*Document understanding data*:
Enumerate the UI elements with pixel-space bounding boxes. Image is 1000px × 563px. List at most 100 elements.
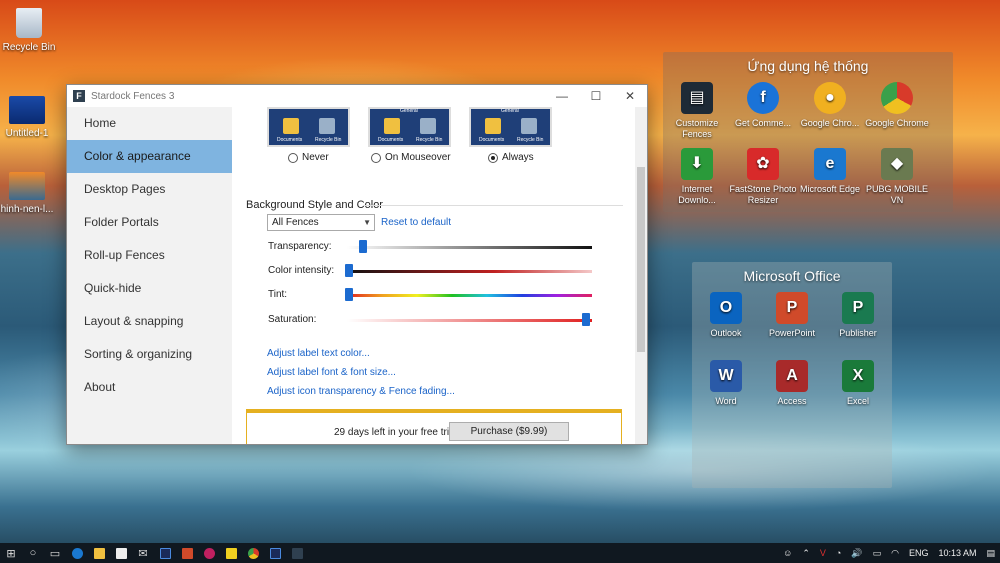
fence-item-faststone[interactable]: ✿ FastStone Photo Resizer <box>729 148 797 206</box>
fence-item-chrome-canary[interactable]: ● Google Chro... <box>796 82 864 129</box>
sidebar-item-desktop-pages[interactable]: Desktop Pages <box>67 173 232 206</box>
radio-never[interactable]: Never <box>288 152 329 163</box>
desktop-icon-label: Recycle Bin <box>2 42 56 53</box>
sidebar-item-quick-hide[interactable]: Quick-hide <box>67 272 232 305</box>
transparency-slider-track[interactable] <box>347 246 592 249</box>
radio-always[interactable]: Always <box>488 152 534 163</box>
folder-icon <box>485 118 501 134</box>
fence-item-label: Internet Downlo... <box>678 184 716 205</box>
word-icon: W <box>710 360 742 392</box>
edge-taskbar-icon[interactable] <box>66 543 88 563</box>
excel-icon: X <box>842 360 874 392</box>
sidebar-item-color-appearance[interactable]: Color & appearance <box>67 140 232 173</box>
adjust-transparency-link[interactable]: Adjust icon transparency & Fence fading.… <box>267 386 455 397</box>
window-titlebar[interactable]: F Stardock Fences 3 — ☐ ✕ <box>67 85 647 107</box>
powerpoint-icon: P <box>776 292 808 324</box>
fence-item-google-chrome[interactable]: Google Chrome <box>863 82 931 129</box>
sidebar-item-home[interactable]: Home <box>67 107 232 140</box>
color-intensity-slider-track[interactable] <box>347 270 592 273</box>
desktop-icon-recycle-bin[interactable]: Recycle Bin <box>0 8 64 53</box>
chrome-taskbar-icon[interactable] <box>242 543 264 563</box>
purchase-button[interactable]: Purchase ($9.99) <box>449 422 569 441</box>
fence-item-label: Microsoft Edge <box>799 184 861 194</box>
fence-item-internet-download[interactable]: ⬇ Internet Downlo... <box>663 148 731 206</box>
access-icon: A <box>776 360 808 392</box>
fence-item-word[interactable]: W Word <box>692 360 760 407</box>
chevron-up-icon[interactable]: ⌃ <box>797 548 815 559</box>
tint-slider-track[interactable] <box>347 294 592 297</box>
adjust-label-color-link[interactable]: Adjust label text color... <box>267 348 370 359</box>
preview-always[interactable]: General Documents Recycle Bin <box>469 107 552 147</box>
sticky-notes-icon[interactable] <box>220 543 242 563</box>
fence-item-label: Google Chrome <box>865 118 929 128</box>
minimize-button[interactable]: — <box>545 85 579 107</box>
sidebar-item-layout-snapping[interactable]: Layout & snapping <box>67 305 232 338</box>
sidebar-item-sorting[interactable]: Sorting & organizing <box>67 338 232 371</box>
sidebar-item-about[interactable]: About <box>67 371 232 404</box>
sidebar-item-folder-portals[interactable]: Folder Portals <box>67 206 232 239</box>
fence-microsoft-office[interactable]: Microsoft Office O Outlook P PowerPoint PP… <box>692 262 892 488</box>
app-icon[interactable] <box>198 543 220 563</box>
desktop-icon-hinh-nen[interactable]: hinh-nen-l... <box>0 172 62 215</box>
start-button[interactable]: ⊞ <box>0 543 22 563</box>
fence-item-label: Get Comme... <box>734 118 791 128</box>
fence-item-label: Customize Fences <box>675 118 719 139</box>
sidebar-item-rollup-fences[interactable]: Roll-up Fences <box>67 239 232 272</box>
content-scrollbar[interactable] <box>635 107 647 444</box>
language-indicator[interactable]: ENG <box>904 548 934 558</box>
dropdown-value: All Fences <box>272 217 319 228</box>
tint-slider-handle[interactable] <box>345 288 353 301</box>
fences-icon: ▤ <box>681 82 713 114</box>
maximize-button[interactable]: ☐ <box>579 85 613 107</box>
volume-icon[interactable]: 🔊 <box>846 548 867 559</box>
office-icon[interactable] <box>176 543 198 563</box>
radio-button[interactable] <box>371 152 381 163</box>
radio-on-mouseover[interactable]: On Mouseover <box>371 152 451 163</box>
task-view-icon[interactable]: ▭ <box>44 543 66 563</box>
fences-taskbar-icon[interactable] <box>286 543 308 563</box>
fence-item-powerpoint[interactable]: P PowerPoint <box>758 292 826 339</box>
fence-item-get-comme[interactable]: f Get Comme... <box>729 82 797 129</box>
fence-item-pubg[interactable]: ◆ PUBG MOBILE VN <box>863 148 931 206</box>
radio-button[interactable] <box>288 152 298 163</box>
store-icon[interactable] <box>110 543 132 563</box>
adjust-label-font-link[interactable]: Adjust label font & font size... <box>267 367 396 378</box>
fence-select-dropdown[interactable]: All Fences ▼ <box>267 214 375 231</box>
photoshop-icon[interactable] <box>154 543 176 563</box>
antivirus-icon[interactable]: V <box>815 548 831 558</box>
clock[interactable]: 10:13 AM <box>933 548 981 558</box>
fence-item-publisher[interactable]: P Publisher <box>824 292 892 339</box>
scrollbar-thumb[interactable] <box>637 167 645 352</box>
desktop-icon-untitled[interactable]: Untitled-1 <box>0 96 62 139</box>
file-explorer-icon[interactable] <box>88 543 110 563</box>
close-button[interactable]: ✕ <box>613 85 647 107</box>
battery-icon[interactable]: ▭ <box>868 548 887 559</box>
people-icon[interactable]: ☺ <box>778 548 797 558</box>
slider-label: Tint: <box>268 289 288 300</box>
fence-item-customize-fences[interactable]: ▤ Customize Fences <box>663 82 731 140</box>
preview-never[interactable]: Documents Recycle Bin <box>267 107 350 147</box>
fence-item-excel[interactable]: X Excel <box>824 360 892 407</box>
fence-item-microsoft-edge[interactable]: e Microsoft Edge <box>796 148 864 195</box>
radio-button[interactable] <box>488 152 498 163</box>
reset-to-default-link[interactable]: Reset to default <box>381 217 451 228</box>
recycle-bin-icon <box>319 118 335 134</box>
notification-icon[interactable]: ▤ <box>981 548 1000 559</box>
photoshop-icon[interactable] <box>264 543 286 563</box>
fence-item-access[interactable]: A Access <box>758 360 826 407</box>
preview-on-mouseover[interactable]: General Documents Recycle Bin <box>368 107 451 147</box>
network-icon[interactable]: ◔ <box>831 548 846 558</box>
preview-caption: Recycle Bin <box>517 137 544 143</box>
transparency-slider-handle[interactable] <box>359 240 368 253</box>
search-icon[interactable]: ○ <box>22 543 44 563</box>
saturation-slider-track[interactable] <box>347 319 592 322</box>
fence-system-apps[interactable]: Ứng dụng hệ thống ▤ Customize Fences f Get… <box>663 52 953 212</box>
wifi-icon[interactable]: ◠ <box>886 548 904 559</box>
recycle-bin-icon <box>16 8 42 38</box>
color-intensity-slider-handle[interactable] <box>345 264 353 277</box>
saturation-slider-handle[interactable] <box>582 313 590 326</box>
radio-label: Never <box>302 152 329 163</box>
edge-icon: e <box>814 148 846 180</box>
mail-icon[interactable]: ✉ <box>132 543 154 563</box>
fence-item-outlook[interactable]: O Outlook <box>692 292 760 339</box>
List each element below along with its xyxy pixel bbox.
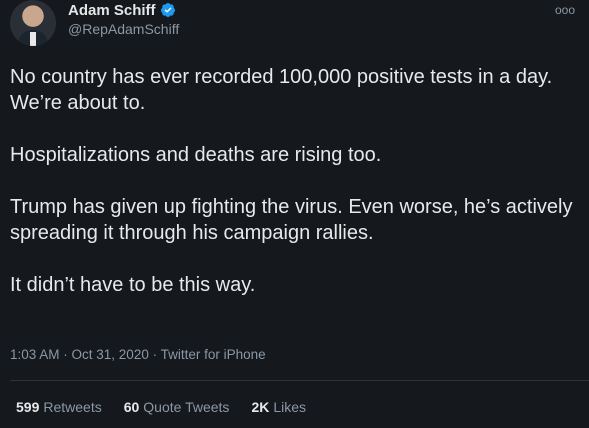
- tweet-time[interactable]: 1:03 AM: [10, 347, 60, 362]
- avatar[interactable]: [10, 0, 56, 46]
- name-row: Adam Schiff: [68, 0, 179, 20]
- likes-label: Likes: [273, 399, 307, 415]
- tweet-source[interactable]: Twitter for iPhone: [161, 347, 266, 362]
- verified-badge-icon: [160, 3, 175, 17]
- tweet-text: No country has ever recorded 100,000 pos…: [10, 64, 580, 324]
- retweets-count: 599: [16, 399, 40, 415]
- avatar-shirt: [30, 32, 36, 46]
- more-options-icon[interactable]: ooo: [555, 3, 575, 17]
- likes-stat[interactable]: 2K Likes: [251, 399, 306, 415]
- meta-separator: ·: [59, 347, 72, 362]
- meta-separator: ·: [148, 347, 161, 362]
- author-display-name[interactable]: Adam Schiff: [68, 2, 156, 19]
- tweet-paragraph: It didn’t have to be this way.: [10, 274, 256, 296]
- retweets-label: Retweets: [43, 399, 102, 415]
- tweet-paragraph: Hospitalizations and deaths are rising t…: [10, 144, 382, 166]
- likes-count: 2K: [251, 399, 270, 415]
- quote-tweets-stat[interactable]: 60 Quote Tweets: [124, 399, 230, 415]
- divider: [10, 380, 589, 381]
- author-handle[interactable]: @RepAdamSchiff: [68, 21, 179, 37]
- quote-tweets-count: 60: [123, 399, 140, 415]
- tweet-paragraph: Trump has given up fighting the virus. E…: [10, 196, 573, 244]
- tweet-date[interactable]: Oct 31, 2020: [72, 347, 149, 362]
- tweet-card: Adam Schiff @RepAdamSchiff ooo No countr…: [0, 0, 589, 428]
- tweet-stats: 599 Retweets 60 Quote Tweets 2K Likes: [16, 399, 328, 415]
- quote-tweets-label: Quote Tweets: [143, 399, 230, 415]
- tweet-paragraph: No country has ever recorded 100,000 pos…: [10, 66, 553, 114]
- author-block: Adam Schiff @RepAdamSchiff: [68, 0, 179, 38]
- retweets-stat[interactable]: 599 Retweets: [16, 399, 102, 415]
- tweet-meta: 1:03 AM · Oct 31, 2020 · Twitter for iPh…: [10, 347, 266, 362]
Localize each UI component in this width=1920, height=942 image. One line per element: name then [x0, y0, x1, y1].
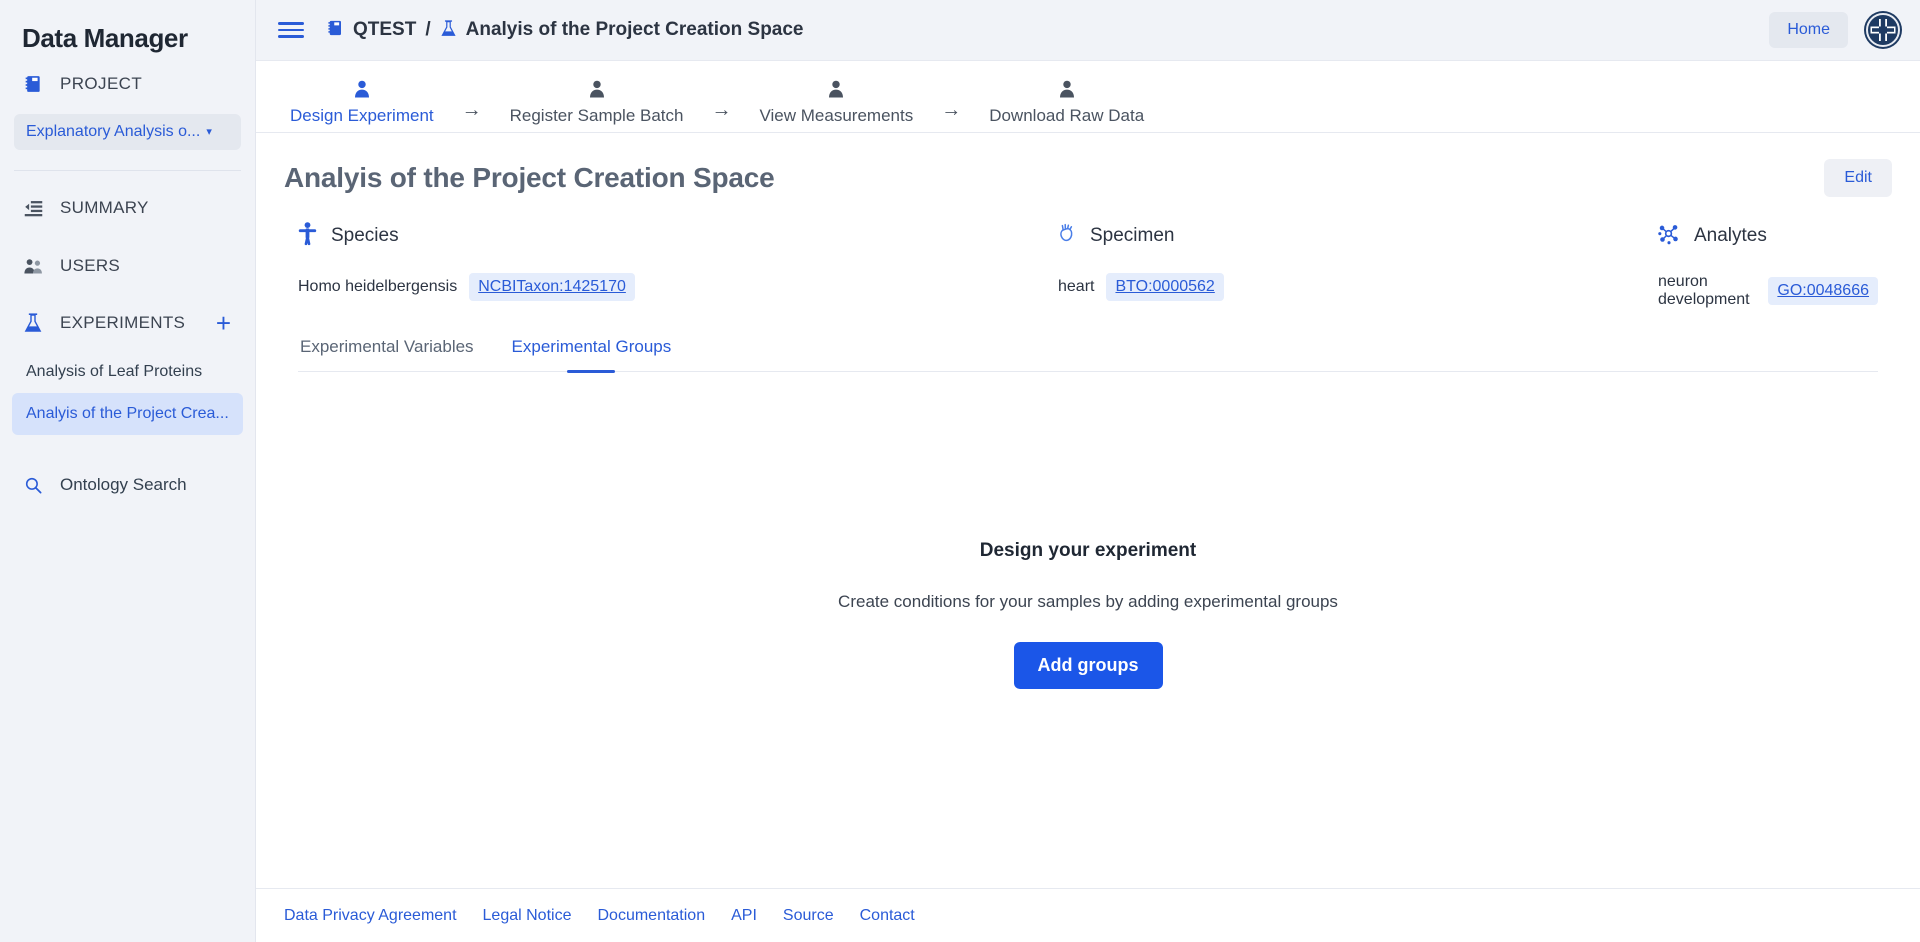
sidebar-item-ontology-search-label: Ontology Search [60, 475, 187, 495]
sidebar-item-summary[interactable]: SUMMARY [0, 179, 255, 237]
sidebar-project-label: PROJECT [60, 74, 142, 94]
metadata-specimen-value-row: heart BTO:0000562 [1058, 273, 1658, 301]
empty-state-subtitle: Create conditions for your samples by ad… [838, 592, 1338, 612]
add-groups-button[interactable]: Add groups [1014, 642, 1163, 689]
step-design-experiment[interactable]: Design Experiment [284, 80, 440, 126]
metadata-specimen-value: heart [1058, 278, 1094, 296]
sidebar-section-project: PROJECT [0, 62, 255, 106]
footer-link-source[interactable]: Source [783, 907, 834, 925]
ontology-tag-specimen[interactable]: BTO:0000562 [1106, 273, 1223, 301]
footer-link-documentation[interactable]: Documentation [597, 907, 705, 925]
footer-link-api[interactable]: API [731, 907, 757, 925]
experiment-tabs: Experimental Variables Experimental Grou… [298, 337, 1878, 372]
person-icon [354, 80, 370, 103]
metadata-analytes-label: Analytes [1694, 225, 1767, 247]
page-title: Analyis of the Project Creation Space [284, 162, 775, 194]
metadata-specimen: Specimen heart BTO:0000562 [1058, 221, 1658, 309]
step-arrow-icon: → [712, 99, 732, 122]
metadata-species-value: Homo heidelbergensis [298, 278, 457, 296]
tab-experimental-variables[interactable]: Experimental Variables [298, 337, 476, 371]
sidebar-item-experiments-label: EXPERIMENTS [60, 313, 200, 333]
breadcrumb: QTEST / Analyis of the Project Creation … [326, 19, 804, 41]
sidebar-item-summary-label: SUMMARY [60, 198, 149, 218]
metadata-species-label: Species [331, 225, 399, 247]
metadata-species-value-row: Homo heidelbergensis NCBITaxon:1425170 [298, 273, 1058, 301]
users-icon [22, 255, 44, 277]
flask-icon [440, 19, 457, 41]
step-label: View Measurements [760, 106, 914, 126]
ontology-tag-species[interactable]: NCBITaxon:1425170 [469, 273, 635, 301]
app-root: Data Manager PROJECT Explanatory Analysi… [0, 0, 1920, 942]
step-view-measurements[interactable]: View Measurements [754, 80, 920, 126]
tab-experimental-groups[interactable]: Experimental Groups [510, 337, 674, 371]
chevron-down-icon: ▾ [206, 127, 212, 138]
sidebar-item-users[interactable]: USERS [0, 237, 255, 295]
breadcrumb-separator: / [425, 19, 430, 41]
step-register-sample-batch[interactable]: Register Sample Batch [504, 80, 690, 126]
sidebar-section-experiments: EXPERIMENTS + [0, 295, 255, 351]
breadcrumb-experiment: Analyis of the Project Creation Space [466, 19, 804, 41]
project-selector-label: Explanatory Analysis o... [26, 123, 200, 141]
content-area: Analyis of the Project Creation Space Ed… [256, 133, 1920, 888]
step-label: Design Experiment [290, 106, 434, 126]
metadata-analytes-value: neuron development [1658, 273, 1756, 309]
step-download-raw-data[interactable]: Download Raw Data [983, 80, 1150, 126]
app-brand-title: Data Manager [0, 0, 255, 62]
project-selector[interactable]: Explanatory Analysis o... ▾ [14, 114, 241, 150]
notebook-icon [22, 73, 44, 95]
metadata-species-header: Species [298, 221, 1058, 251]
breadcrumb-project[interactable]: QTEST [353, 19, 416, 41]
metadata-specimen-header: Specimen [1058, 221, 1658, 251]
app-logo-icon[interactable] [1864, 11, 1902, 49]
molecule-network-icon [1658, 223, 1680, 250]
edit-button[interactable]: Edit [1824, 159, 1892, 197]
experiment-list-item[interactable]: Analysis of Leaf Proteins [12, 351, 243, 393]
topbar: QTEST / Analyis of the Project Creation … [256, 0, 1920, 61]
step-label: Register Sample Batch [510, 106, 684, 126]
person-icon [589, 80, 605, 103]
human-figure-icon [298, 222, 317, 251]
person-icon [1059, 80, 1075, 103]
page-header-row: Analyis of the Project Creation Space Ed… [284, 133, 1892, 207]
experiment-list-item[interactable]: Analyis of the Project Crea... [12, 393, 243, 435]
main-area: QTEST / Analyis of the Project Creation … [256, 0, 1920, 942]
metadata-species: Species Homo heidelbergensis NCBITaxon:1… [298, 221, 1058, 309]
person-icon [828, 80, 844, 103]
footer-link-contact[interactable]: Contact [860, 907, 915, 925]
workflow-stepper: Design Experiment → Register Sample Batc… [256, 61, 1920, 133]
notebook-icon [326, 19, 344, 41]
sidebar: Data Manager PROJECT Explanatory Analysi… [0, 0, 256, 942]
empty-state: Design your experiment Create conditions… [284, 540, 1892, 689]
sidebar-item-users-label: USERS [60, 256, 120, 276]
ontology-tag-analytes[interactable]: GO:0048666 [1768, 277, 1878, 305]
footer-link-data-privacy-agreement[interactable]: Data Privacy Agreement [284, 907, 457, 925]
flask-icon [22, 312, 44, 334]
sidebar-item-ontology-search[interactable]: Ontology Search [0, 457, 255, 513]
sidebar-divider [14, 170, 241, 171]
metadata-specimen-label: Specimen [1090, 225, 1175, 247]
step-arrow-icon: → [462, 99, 482, 122]
summary-list-icon [22, 197, 44, 219]
metadata-analytes-value-row: neuron development GO:0048666 [1658, 273, 1878, 309]
step-label: Download Raw Data [989, 106, 1144, 126]
experiment-metadata: Species Homo heidelbergensis NCBITaxon:1… [284, 207, 1892, 309]
footer: Data Privacy Agreement Legal Notice Docu… [256, 888, 1920, 942]
metadata-analytes-header: Analytes [1658, 221, 1767, 251]
home-button[interactable]: Home [1769, 12, 1848, 48]
metadata-analytes: Analytes neuron development GO:0048666 [1658, 221, 1878, 309]
step-arrow-icon: → [941, 99, 961, 122]
add-experiment-button[interactable]: + [216, 310, 233, 336]
empty-state-title: Design your experiment [980, 540, 1196, 562]
heart-organ-icon [1058, 223, 1076, 249]
search-icon [22, 474, 44, 496]
hamburger-icon[interactable] [278, 17, 304, 43]
footer-link-legal-notice[interactable]: Legal Notice [483, 907, 572, 925]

*YOUR INSTRUCTIONS*: Look through the lines above and collect those with the word "track".

*WRITTEN ANSWER*:
transparency-slider-track[interactable] <box>347 246 592 249</box>
color-intensity-slider-track[interactable] <box>347 270 592 273</box>
tint-slider-track[interactable] <box>347 294 592 297</box>
saturation-slider-track[interactable] <box>347 319 592 322</box>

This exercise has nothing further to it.